Short task: Look through the lines below and state how many hold the word "Price". Write only the number.

### Exercise inputs ###

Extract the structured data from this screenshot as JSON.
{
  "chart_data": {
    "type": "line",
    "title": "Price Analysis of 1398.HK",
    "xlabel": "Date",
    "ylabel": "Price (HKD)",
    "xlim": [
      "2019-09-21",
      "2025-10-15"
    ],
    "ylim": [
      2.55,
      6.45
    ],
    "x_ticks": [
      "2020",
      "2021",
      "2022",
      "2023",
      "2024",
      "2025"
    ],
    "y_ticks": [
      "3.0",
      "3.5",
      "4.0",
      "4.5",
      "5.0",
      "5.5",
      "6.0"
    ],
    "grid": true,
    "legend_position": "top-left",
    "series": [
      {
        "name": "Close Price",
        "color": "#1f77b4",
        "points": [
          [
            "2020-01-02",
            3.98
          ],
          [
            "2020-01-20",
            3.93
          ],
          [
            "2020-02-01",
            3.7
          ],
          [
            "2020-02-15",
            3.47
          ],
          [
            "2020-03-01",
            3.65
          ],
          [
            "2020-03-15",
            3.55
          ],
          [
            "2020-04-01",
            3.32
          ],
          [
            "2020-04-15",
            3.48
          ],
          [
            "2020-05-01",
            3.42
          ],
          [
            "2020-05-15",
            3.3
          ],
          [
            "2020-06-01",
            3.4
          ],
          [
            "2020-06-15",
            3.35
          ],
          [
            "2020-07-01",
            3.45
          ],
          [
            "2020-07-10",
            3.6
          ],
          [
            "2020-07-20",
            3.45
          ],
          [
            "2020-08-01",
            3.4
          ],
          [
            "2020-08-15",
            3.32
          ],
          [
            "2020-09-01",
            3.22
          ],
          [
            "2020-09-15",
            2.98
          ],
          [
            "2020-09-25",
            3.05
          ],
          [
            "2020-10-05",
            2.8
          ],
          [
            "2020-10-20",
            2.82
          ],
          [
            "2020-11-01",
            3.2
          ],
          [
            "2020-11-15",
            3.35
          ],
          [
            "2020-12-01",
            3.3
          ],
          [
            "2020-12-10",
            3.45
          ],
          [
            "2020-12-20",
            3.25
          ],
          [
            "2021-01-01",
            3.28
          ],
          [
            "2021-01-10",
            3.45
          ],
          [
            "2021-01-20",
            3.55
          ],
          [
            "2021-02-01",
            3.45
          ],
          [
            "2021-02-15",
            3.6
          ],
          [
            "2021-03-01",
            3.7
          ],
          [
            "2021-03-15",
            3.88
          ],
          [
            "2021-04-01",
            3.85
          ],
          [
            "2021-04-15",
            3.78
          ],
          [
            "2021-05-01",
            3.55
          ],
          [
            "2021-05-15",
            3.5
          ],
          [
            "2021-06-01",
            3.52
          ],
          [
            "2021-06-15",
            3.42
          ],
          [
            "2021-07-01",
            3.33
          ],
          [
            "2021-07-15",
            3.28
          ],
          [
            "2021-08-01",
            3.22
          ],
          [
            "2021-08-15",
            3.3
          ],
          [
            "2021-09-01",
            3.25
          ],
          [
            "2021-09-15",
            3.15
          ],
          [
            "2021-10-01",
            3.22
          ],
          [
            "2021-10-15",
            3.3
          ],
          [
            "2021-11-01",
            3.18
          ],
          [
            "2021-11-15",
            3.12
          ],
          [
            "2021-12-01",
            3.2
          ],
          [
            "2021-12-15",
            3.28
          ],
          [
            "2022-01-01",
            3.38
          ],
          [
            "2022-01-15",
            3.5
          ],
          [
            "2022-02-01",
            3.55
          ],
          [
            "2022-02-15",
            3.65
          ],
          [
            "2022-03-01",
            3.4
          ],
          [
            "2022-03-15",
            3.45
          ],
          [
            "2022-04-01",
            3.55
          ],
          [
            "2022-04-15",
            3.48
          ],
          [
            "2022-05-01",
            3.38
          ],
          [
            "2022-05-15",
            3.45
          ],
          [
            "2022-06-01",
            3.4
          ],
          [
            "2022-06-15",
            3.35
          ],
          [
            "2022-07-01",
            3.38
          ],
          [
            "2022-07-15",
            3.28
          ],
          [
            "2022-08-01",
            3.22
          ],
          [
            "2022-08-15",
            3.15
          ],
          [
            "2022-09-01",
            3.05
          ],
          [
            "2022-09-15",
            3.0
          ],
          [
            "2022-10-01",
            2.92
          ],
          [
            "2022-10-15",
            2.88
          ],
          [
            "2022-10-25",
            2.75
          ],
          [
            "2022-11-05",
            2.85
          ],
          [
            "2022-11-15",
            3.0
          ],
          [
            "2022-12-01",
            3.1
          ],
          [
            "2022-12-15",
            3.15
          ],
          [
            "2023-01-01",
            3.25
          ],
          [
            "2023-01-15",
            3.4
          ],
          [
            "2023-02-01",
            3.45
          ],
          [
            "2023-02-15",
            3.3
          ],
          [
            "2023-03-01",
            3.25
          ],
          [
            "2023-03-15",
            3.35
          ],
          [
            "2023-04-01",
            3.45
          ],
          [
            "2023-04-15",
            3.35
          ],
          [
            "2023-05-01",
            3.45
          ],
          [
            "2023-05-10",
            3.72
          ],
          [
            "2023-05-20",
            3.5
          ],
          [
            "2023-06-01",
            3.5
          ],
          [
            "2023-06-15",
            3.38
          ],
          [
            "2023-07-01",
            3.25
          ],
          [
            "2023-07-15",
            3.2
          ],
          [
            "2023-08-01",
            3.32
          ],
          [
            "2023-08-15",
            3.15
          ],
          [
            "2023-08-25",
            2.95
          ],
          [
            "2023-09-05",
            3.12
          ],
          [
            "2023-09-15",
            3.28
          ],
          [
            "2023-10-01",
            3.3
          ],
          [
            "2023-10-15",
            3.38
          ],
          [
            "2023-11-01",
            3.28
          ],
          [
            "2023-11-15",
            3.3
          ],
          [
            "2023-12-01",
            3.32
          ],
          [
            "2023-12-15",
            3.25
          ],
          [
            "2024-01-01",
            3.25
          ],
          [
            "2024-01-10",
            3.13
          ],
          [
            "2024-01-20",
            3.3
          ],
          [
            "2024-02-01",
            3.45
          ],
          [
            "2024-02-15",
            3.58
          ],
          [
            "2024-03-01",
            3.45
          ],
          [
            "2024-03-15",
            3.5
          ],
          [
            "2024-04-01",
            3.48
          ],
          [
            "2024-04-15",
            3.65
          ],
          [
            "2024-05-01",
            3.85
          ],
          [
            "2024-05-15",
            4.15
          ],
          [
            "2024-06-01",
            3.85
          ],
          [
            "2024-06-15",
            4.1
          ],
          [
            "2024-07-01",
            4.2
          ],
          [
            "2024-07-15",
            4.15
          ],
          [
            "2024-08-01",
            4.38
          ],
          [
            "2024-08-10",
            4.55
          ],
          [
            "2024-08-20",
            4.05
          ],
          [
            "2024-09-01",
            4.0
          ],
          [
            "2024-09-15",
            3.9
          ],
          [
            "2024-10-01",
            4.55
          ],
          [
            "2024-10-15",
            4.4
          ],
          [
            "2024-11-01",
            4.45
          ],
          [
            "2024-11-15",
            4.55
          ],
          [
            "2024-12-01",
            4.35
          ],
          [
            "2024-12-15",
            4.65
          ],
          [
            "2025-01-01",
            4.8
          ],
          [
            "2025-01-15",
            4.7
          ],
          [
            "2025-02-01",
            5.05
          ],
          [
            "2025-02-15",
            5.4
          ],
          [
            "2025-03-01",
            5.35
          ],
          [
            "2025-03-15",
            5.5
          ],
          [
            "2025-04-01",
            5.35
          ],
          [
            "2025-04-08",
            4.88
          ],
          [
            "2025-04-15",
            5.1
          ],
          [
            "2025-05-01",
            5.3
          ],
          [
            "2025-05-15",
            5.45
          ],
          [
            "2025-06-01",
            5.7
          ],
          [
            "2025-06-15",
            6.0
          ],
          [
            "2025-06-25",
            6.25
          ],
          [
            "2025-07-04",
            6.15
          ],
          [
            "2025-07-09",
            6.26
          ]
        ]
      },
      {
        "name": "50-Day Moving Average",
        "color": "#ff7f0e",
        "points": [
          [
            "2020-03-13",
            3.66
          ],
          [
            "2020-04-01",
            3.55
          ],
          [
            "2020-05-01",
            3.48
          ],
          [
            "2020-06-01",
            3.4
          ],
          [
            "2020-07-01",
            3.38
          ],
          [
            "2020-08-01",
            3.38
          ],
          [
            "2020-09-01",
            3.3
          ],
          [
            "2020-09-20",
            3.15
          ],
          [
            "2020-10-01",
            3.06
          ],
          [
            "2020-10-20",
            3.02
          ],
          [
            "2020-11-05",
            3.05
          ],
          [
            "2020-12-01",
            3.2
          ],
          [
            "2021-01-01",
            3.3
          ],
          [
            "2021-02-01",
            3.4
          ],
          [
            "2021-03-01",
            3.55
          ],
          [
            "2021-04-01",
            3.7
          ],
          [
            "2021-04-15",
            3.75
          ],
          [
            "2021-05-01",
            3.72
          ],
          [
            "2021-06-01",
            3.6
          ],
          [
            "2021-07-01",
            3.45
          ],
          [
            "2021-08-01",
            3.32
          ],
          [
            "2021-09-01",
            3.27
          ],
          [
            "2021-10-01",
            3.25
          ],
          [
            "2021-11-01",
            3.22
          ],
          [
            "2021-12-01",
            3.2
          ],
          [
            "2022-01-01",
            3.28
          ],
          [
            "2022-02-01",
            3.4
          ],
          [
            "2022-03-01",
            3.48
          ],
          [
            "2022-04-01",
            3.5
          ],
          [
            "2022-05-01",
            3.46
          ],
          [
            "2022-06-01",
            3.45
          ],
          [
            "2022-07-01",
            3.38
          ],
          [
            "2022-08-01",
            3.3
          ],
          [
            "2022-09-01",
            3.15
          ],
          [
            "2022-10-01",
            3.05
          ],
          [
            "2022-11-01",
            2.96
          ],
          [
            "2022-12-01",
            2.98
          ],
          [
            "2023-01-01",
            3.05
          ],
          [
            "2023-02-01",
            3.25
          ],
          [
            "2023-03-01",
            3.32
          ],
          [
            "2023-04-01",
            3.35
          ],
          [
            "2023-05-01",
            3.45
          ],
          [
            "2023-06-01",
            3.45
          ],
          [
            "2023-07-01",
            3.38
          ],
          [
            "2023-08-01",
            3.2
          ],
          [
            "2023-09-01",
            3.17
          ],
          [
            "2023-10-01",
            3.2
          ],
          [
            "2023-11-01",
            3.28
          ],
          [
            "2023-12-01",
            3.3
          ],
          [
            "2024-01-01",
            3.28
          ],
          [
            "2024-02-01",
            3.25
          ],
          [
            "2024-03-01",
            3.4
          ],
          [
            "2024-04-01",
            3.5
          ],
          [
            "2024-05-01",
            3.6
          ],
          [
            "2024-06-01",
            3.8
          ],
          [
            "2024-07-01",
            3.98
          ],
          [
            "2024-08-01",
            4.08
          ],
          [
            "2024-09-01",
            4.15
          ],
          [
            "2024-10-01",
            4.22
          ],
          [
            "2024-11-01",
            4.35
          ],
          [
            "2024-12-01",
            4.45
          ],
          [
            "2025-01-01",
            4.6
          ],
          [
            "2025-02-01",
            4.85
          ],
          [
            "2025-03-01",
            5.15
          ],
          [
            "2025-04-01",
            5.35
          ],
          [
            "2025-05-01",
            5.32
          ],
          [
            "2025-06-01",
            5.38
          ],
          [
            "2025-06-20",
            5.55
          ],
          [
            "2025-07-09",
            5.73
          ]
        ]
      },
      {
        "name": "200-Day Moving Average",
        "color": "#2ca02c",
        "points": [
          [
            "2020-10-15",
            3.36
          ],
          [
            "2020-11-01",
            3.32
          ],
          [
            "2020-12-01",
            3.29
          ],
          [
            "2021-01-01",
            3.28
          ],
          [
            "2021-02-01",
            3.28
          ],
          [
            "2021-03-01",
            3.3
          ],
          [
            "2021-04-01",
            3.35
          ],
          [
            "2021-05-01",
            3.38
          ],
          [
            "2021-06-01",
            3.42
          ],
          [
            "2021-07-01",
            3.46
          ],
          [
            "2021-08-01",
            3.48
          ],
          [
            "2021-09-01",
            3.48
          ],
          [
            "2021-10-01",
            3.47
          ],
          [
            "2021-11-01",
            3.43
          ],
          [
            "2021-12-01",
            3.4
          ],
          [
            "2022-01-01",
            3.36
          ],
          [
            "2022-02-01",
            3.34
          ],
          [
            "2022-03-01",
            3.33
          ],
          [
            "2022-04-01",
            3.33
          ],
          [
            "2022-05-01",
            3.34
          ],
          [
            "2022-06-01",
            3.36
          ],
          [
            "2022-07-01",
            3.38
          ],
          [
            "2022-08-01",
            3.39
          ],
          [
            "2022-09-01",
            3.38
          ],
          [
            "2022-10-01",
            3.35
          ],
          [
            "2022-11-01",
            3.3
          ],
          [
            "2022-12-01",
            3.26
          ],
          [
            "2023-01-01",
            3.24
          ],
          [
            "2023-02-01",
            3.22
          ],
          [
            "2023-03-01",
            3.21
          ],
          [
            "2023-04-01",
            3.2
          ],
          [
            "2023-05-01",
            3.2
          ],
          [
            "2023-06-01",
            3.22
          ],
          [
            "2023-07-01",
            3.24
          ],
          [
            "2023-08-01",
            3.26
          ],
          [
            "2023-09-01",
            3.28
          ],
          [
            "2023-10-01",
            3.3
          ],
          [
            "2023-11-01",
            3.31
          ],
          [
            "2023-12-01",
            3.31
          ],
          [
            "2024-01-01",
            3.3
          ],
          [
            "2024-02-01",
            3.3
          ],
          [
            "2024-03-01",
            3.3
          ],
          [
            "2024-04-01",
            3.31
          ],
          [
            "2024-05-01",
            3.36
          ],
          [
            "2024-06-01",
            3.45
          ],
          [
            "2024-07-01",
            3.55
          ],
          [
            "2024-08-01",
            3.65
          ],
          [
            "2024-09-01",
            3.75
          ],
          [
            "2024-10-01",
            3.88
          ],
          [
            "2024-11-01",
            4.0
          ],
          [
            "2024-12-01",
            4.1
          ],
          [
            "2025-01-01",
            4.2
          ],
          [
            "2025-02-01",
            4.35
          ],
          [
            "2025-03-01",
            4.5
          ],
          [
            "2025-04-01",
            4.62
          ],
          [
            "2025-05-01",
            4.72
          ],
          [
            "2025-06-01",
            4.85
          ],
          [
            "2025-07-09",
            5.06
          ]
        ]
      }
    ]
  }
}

###

Finished answer: 3